▶ Tarea pendiente:
Reproduce sin ningún cambio las líneas del listado que van desde el comienzo hasta la línea que contiene "panel-title: Index: 22092", incluidas ambas.

▶ Filas almacenadas:
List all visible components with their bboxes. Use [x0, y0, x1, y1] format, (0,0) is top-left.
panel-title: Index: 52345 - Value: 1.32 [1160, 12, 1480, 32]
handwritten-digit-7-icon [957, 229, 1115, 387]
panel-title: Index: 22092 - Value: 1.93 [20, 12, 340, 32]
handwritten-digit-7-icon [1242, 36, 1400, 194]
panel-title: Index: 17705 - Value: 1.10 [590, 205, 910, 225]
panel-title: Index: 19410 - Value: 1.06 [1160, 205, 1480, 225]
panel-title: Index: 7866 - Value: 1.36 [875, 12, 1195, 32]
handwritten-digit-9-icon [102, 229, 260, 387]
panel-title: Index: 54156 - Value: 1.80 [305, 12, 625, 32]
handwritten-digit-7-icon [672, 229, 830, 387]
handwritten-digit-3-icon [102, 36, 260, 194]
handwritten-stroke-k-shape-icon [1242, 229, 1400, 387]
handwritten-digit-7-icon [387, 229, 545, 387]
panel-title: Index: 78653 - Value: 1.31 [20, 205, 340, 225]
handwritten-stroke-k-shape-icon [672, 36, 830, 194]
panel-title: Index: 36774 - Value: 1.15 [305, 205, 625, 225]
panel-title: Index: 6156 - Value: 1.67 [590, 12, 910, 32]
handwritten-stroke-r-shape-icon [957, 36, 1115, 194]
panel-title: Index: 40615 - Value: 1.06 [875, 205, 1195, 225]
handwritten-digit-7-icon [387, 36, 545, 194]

▶ Solución a continuación:
List all visible components with their bboxes. Use [x0, y0, x1, y1] format, (0,0) is top-left.
panel-title: Index: 52345 - Value: 1.32 [1160, 12, 1480, 32]
handwritten-digit-7-icon [957, 229, 1115, 387]
panel-title: Index: 22092 - Value: 1.93 [20, 12, 340, 32]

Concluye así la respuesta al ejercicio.